GIVEN PROBLEM A
Name each distinct "field" value used in the example configurations in the Recsplain text.
GIVEN PROBLEM B
In the Recsplain text, reproduce the passage that opens with the words containing "What is Recsplain" and closes with "a user’s preferences.".

--- BEGIN SELECTED TEXT ---

Remember to take the encoder weights into account when reviewing the explanations. The encoder configurations in the example weighted category twice as important as price.

Because A beats B on category and on price, A has two reasons to be more similar to the search than B has.

Encoders

Recsplain comes with a variety of encoders.

Note

The code for the encoders is in encoders.py

Here is the list.

NumericEncoder

Use for numeric data. example:

{
  "field": "fat_precentage",
  "values": np.linspace(0, 100, num=101),
  "type": "numeric"",
  "weight": 1
}

OneHotEncoder

Use for categorical data. First category is saved for “unknown” entries. example:

{
  "field": "category",
  "values": ["dairy", "pasrty", "meat"],
  "type": "onehot",
  "weight": 1
}

StrictOneHotEncoder

Use for categorical data. No “unknown” category. example:

{
  "field": "category",
  "values": ["dairy", "pasrty", "meat"],
  "type": "strictonehot",
  "weight": 1
}

OrdinalEncoder

Use for ordinal data. window is the allowed similarity leakage between closed values. example:

{
  "field": "price",
  "values": ["low", "mid", "high"],
  "type": "ordinal",
  "weight": 1,
  "window": [0.1,1,0.1]

}

BinEncoder

Use for binning data. values is the boundaries of the bins. example:

{
  "field": "product_color",
  "values": ['blue', 'red', 'green'],
  "type": "bin",
  "weight": 1,
}

BinOrdinalEncoder

Use for binning ordinal data.

values is the boundaries of the bins.

window is the allowed similarity leakage between closed values.

example:

{
  "field": "price",
  "values": [10, 50, 100, 500, 1000],
  "type": "binordinal",
  "weight": 1,
  "window": [0.2,1,0.1]
}

HierarchyEncoder

Use for hierarchical data. example:

{
  "field": "sub_category",
  "values": {"meat":["chicken","beef"],"dairy": ['milk','yogurt'],"pastry":['bread','baguette']},
  "type": "hierarchy",
  "weight": 1,
}

NumpyEncoder

User defined encoder as numpy array.

JSONEncoder

User defined encoder as json.

QwakEncoder

Use with qwak data format.

What is Recsplain

The Recsplain system is an explainable recommendation system.

It consists of a tabular similarity search server that calculates item similarity and recommends items with explanations.

Recommendation system

The Recsplain recommendation engine uses machine learning to recommend items based on how similar an item is to another item or how similar an item is to a user’s preferences.

After you configure the system and index your items, you can use the system to:

  • Search by item to find similar items in your database based on item features

  • Recommend items to users based on the user’s history with the items

The applications are virtually endless.

Note

One common application of Recsplain is in online stores where the system recommends products to customers based on items the customer already bought from the store.

Create your own

Use Recsplain to create your very own recommendation engine using your configurations and your data.

It is easy to install and customize to suit your needs. You can configure the system to make recommendations based on your needs by using:

  • Filters to categorically exclude and separate data for comparisons

  • Encoders to dictate how the system checks whether items are similar

After configuring the system, easily index a list of items from your database to start recommending items to your users.

Make recommendations

Use the system as a webserver or by calling the methods from the Recsplain code itself to recommend items by item or by user.

Search by item to get similar items ordered by most to least similar, their distances from the search item based on the item vectors, and explanations about the recommendations.

Search by user to get items the user most likely prefers ordered from most to least likely, each item’s distance from the user based on the user’s vector, and explanations about the recommendations.

Use explanations

The Recsplain system explains its recommendations so that you can better understand the results.

--- END SELECTED TEXT ---
--- BEGIN RECORDED DATA ---

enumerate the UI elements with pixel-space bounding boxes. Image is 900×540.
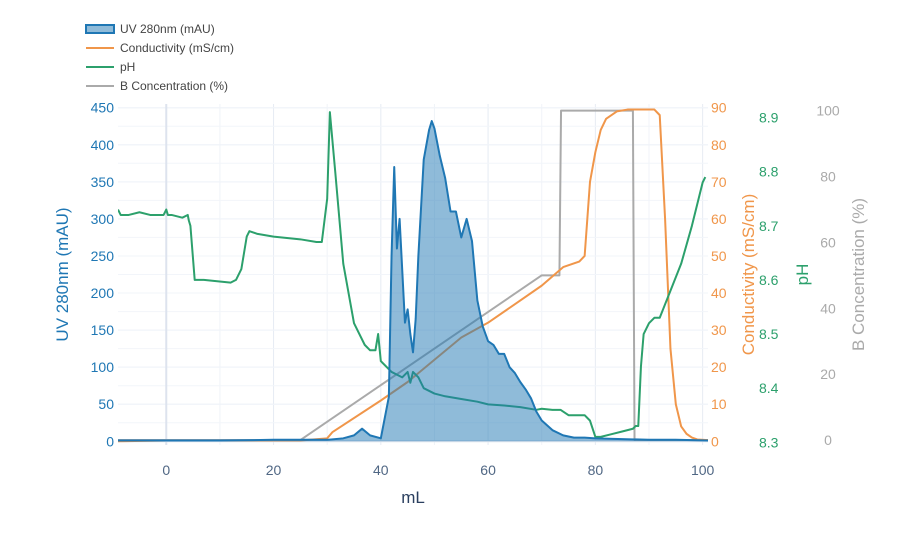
x-tick-label: 100 [691,462,715,478]
legend-label: pH [120,60,135,74]
uv-tick-label: 0 [106,433,114,449]
ph-tick-label: 8.9 [759,110,779,126]
conductivity-tick-label: 60 [711,211,727,227]
uv-tick-label: 350 [91,174,115,190]
conductivity-tick-label: 40 [711,285,727,301]
uv-tick-label: 150 [91,322,115,338]
conductivity-tick-label: 70 [711,174,727,190]
b-concentration-tick-label: 100 [816,103,840,119]
uv-280nm-mau-line [118,120,708,442]
ph-tick-label: 8.8 [759,164,779,180]
legend-label: UV 280nm (mAU) [120,22,215,36]
conductivity-axis-title: Conductivity (mS/cm) [739,194,758,356]
legend[interactable]: UV 280nm (mAU) Conductivity (mS/cm) pH B Co… [85,22,234,93]
ph-axis-title: pH [793,264,812,286]
conductivity-tick-label: 90 [711,100,727,116]
b-concentration-tick-label: 80 [820,168,836,184]
ph-tick-label: 8.6 [759,272,779,288]
b-concentration-tick-label: 20 [820,366,836,382]
b-concentration-line [118,109,708,442]
x-axis-title: mL [401,488,425,507]
uv-tick-label: 50 [98,396,114,412]
uv-tick-label: 100 [91,359,115,375]
b-concentration-tick-label: 0 [824,432,832,448]
conductivity-tick-label: 30 [711,322,727,338]
conductivity-tick-label: 80 [711,137,727,153]
ph-tick-label: 8.5 [759,326,779,342]
x-tick-label: 60 [480,462,496,478]
uv-tick-label: 200 [91,285,115,301]
ph-tick-label: 8.3 [759,434,779,450]
uv-axis-title: UV 280nm (mAU) [53,207,72,341]
axes-layer: 0 20 40 60 80 100mL05010015020025030035040045… [53,100,868,507]
ph-tick-label: 8.7 [759,218,779,234]
uv-tick-label: 300 [91,211,115,227]
conductivity-tick-label: 0 [711,433,719,449]
legend-label: B Concentration (%) [120,79,228,93]
legend-item-b-concentration[interactable]: B Concentration (%) [86,79,228,93]
x-tick-label: 0 [162,462,170,478]
ph-tick-label: 8.4 [759,380,779,396]
uv-280nm-mau-area [118,121,708,442]
conductivity-ms-cm-line [118,108,708,443]
b-concentration-axis-title: B Concentration (%) [849,198,868,351]
x-tick-label: 40 [373,462,389,478]
x-tick-label: 20 [266,462,282,478]
uv-tick-label: 400 [91,137,115,153]
b-concentration-tick-label: 40 [820,300,836,316]
legend-item-uv-280nm-mau[interactable]: UV 280nm (mAU) [85,22,215,36]
conductivity-tick-label: 20 [711,359,727,375]
series-layer [118,108,708,443]
conductivity-tick-label: 10 [711,396,727,412]
legend-label: Conductivity (mS/cm) [120,41,234,55]
legend-item-conductivity-ms-cm[interactable]: Conductivity (mS/cm) [86,41,234,55]
uv-tick-label: 450 [91,100,115,116]
b-concentration-tick-label: 60 [820,234,836,250]
uv-tick-label: 250 [91,248,115,264]
conductivity-tick-label: 50 [711,248,727,264]
legend-swatch-uv [85,24,115,34]
x-tick-label: 80 [588,462,604,478]
legend-item-ph[interactable]: pH [86,60,135,74]
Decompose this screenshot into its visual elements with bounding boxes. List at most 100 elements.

--- END RECORDED DATA ---

COMPLETE ANSWER A
fat_precentage, category, price, product_color, sub_category

COMPLETE ANSWER B
What is Recsplain

The Recsplain system is an explainable recommendation system.

It consists of a tabular similarity search server that calculates item similarity and recommends items with explanations.

Recommendation system

The Recsplain recommendation engine uses machine learning to recommend items based on how similar an item is to another item or how similar an item is to a user’s preferences.